-- START --

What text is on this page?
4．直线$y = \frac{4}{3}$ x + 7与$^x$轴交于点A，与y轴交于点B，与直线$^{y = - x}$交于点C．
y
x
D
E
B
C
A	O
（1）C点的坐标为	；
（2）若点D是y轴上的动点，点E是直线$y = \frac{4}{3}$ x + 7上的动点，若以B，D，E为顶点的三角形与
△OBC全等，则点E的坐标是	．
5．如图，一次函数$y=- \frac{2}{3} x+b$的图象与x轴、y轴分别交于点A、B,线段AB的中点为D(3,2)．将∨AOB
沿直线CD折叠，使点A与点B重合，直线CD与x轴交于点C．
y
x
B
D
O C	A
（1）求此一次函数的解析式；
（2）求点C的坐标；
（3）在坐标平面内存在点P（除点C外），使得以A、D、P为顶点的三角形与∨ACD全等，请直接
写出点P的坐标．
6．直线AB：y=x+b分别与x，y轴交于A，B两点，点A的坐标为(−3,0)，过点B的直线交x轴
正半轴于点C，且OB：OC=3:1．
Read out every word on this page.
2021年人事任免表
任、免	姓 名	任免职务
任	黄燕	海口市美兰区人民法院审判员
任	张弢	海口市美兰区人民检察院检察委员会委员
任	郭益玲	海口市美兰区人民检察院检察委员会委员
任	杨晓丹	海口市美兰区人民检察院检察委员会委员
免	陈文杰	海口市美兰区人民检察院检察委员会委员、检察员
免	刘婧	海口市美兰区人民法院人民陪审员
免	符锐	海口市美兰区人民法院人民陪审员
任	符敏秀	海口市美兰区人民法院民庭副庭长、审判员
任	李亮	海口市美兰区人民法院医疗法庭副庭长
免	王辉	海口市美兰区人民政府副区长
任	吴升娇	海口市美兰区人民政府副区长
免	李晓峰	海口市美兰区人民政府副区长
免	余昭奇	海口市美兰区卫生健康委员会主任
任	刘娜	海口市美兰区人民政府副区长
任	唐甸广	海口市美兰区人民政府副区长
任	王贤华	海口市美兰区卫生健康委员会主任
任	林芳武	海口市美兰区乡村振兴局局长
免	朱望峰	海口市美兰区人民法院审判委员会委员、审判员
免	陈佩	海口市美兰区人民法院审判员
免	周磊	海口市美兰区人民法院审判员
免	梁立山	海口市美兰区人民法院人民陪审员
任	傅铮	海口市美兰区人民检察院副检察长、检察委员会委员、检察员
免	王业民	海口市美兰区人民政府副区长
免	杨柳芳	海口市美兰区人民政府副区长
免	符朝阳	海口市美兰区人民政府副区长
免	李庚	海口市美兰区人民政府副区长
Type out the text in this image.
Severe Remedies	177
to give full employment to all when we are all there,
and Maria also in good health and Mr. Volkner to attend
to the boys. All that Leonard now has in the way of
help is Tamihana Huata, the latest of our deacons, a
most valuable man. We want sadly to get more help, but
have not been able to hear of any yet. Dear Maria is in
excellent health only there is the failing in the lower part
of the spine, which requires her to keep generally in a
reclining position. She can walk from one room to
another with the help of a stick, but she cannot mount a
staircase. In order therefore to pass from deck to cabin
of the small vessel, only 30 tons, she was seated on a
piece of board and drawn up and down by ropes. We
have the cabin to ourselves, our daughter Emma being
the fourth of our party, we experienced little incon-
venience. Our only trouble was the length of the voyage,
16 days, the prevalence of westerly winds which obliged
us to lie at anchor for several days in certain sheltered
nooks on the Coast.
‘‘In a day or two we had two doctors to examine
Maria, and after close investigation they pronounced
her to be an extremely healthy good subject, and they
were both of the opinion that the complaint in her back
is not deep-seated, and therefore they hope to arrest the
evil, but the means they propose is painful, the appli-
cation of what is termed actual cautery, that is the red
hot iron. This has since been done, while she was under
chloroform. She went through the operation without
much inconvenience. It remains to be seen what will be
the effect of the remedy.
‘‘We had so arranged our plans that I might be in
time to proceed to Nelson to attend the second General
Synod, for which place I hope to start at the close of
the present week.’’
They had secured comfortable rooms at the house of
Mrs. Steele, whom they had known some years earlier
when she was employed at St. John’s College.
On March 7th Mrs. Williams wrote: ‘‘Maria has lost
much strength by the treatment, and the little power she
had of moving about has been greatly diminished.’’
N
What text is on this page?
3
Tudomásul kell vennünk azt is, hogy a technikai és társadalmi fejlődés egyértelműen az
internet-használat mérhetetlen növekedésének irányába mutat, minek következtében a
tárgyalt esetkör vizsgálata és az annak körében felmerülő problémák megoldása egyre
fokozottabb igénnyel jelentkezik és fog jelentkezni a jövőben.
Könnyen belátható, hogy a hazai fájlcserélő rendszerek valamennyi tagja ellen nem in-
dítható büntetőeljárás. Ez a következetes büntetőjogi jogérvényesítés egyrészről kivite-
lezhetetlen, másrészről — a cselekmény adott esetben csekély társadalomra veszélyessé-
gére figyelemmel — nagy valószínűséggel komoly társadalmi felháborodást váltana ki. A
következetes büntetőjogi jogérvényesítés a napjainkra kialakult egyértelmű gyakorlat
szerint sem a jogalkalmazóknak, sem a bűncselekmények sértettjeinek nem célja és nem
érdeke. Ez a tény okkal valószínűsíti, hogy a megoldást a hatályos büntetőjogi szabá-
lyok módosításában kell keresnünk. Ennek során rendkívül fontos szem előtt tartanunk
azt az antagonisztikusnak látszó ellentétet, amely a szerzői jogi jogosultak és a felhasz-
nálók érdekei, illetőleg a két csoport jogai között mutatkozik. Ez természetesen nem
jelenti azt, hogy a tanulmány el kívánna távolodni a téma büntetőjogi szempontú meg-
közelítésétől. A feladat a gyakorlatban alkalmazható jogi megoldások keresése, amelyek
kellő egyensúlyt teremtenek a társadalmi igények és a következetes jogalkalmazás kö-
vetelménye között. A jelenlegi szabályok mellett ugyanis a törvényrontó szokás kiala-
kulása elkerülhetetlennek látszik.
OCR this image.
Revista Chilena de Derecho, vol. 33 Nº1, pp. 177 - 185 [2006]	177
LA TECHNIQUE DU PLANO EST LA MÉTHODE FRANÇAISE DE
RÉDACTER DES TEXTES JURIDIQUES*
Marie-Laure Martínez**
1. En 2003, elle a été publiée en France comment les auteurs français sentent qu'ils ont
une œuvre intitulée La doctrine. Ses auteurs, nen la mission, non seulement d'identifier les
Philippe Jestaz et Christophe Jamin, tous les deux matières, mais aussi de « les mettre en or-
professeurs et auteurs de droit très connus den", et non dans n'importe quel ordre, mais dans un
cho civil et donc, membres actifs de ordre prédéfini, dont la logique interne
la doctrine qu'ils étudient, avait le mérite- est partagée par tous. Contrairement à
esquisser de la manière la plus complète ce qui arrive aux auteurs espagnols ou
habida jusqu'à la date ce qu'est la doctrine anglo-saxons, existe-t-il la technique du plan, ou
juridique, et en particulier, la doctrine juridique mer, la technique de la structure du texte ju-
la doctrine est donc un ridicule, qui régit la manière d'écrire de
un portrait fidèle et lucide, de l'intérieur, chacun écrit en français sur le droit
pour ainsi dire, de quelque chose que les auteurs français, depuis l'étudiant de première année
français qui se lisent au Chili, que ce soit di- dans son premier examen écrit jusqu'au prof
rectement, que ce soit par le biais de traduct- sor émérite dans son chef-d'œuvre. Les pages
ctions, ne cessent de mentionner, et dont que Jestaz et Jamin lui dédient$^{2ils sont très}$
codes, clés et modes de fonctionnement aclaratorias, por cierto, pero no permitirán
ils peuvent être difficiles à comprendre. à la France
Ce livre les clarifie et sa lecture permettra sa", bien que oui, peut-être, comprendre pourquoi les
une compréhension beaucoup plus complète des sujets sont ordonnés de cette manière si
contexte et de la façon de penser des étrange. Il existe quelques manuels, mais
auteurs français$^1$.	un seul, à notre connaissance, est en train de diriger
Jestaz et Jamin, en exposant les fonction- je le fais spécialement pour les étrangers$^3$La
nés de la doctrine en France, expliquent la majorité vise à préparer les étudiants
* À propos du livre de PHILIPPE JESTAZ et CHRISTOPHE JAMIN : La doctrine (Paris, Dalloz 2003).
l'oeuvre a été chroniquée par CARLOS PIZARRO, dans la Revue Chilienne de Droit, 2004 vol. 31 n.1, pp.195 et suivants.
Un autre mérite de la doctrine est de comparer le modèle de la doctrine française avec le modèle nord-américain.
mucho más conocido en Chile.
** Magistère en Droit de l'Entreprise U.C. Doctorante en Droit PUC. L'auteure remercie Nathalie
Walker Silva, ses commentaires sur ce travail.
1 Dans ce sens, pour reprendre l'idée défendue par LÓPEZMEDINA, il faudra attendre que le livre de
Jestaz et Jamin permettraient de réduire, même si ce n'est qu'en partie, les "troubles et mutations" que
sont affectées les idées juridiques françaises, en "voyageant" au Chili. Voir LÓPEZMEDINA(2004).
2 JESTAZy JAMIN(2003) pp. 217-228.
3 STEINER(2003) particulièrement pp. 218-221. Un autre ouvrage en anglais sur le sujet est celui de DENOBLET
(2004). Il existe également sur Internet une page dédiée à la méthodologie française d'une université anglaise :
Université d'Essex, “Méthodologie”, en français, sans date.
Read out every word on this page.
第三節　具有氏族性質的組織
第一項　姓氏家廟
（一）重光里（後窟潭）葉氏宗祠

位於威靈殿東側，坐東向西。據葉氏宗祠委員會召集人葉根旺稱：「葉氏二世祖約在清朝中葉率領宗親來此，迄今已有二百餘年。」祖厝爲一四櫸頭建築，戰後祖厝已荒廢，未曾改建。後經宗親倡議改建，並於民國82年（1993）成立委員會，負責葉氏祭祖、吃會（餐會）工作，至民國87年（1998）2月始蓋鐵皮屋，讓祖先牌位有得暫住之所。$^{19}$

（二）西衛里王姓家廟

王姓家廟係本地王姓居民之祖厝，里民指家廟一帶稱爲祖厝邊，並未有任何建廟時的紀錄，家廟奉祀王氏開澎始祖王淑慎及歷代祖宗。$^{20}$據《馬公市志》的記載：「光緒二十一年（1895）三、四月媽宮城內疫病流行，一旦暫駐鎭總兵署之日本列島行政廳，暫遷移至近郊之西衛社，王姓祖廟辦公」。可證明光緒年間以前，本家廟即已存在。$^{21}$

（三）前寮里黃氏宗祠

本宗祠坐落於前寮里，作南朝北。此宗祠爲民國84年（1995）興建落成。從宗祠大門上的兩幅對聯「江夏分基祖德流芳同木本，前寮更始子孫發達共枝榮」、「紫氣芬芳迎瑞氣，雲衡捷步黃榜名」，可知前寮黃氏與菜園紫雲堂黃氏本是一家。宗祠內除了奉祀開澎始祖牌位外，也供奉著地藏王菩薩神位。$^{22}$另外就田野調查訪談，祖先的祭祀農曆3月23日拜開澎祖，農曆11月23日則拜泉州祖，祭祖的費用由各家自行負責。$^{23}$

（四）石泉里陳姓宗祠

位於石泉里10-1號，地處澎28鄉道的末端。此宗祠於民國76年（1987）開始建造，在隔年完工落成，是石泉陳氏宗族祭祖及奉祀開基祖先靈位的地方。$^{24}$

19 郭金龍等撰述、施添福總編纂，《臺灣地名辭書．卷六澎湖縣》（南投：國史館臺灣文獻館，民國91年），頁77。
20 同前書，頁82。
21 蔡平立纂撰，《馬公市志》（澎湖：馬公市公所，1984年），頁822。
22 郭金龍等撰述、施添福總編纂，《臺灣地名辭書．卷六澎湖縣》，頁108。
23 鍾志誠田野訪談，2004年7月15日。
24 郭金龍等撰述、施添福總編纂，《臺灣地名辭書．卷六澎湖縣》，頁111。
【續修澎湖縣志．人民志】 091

-- END --

Your goal: Search the listing for the string "image". Copy each line where it turns up.

Answer to the exercise:
Type out the text in this image.
OCR this image.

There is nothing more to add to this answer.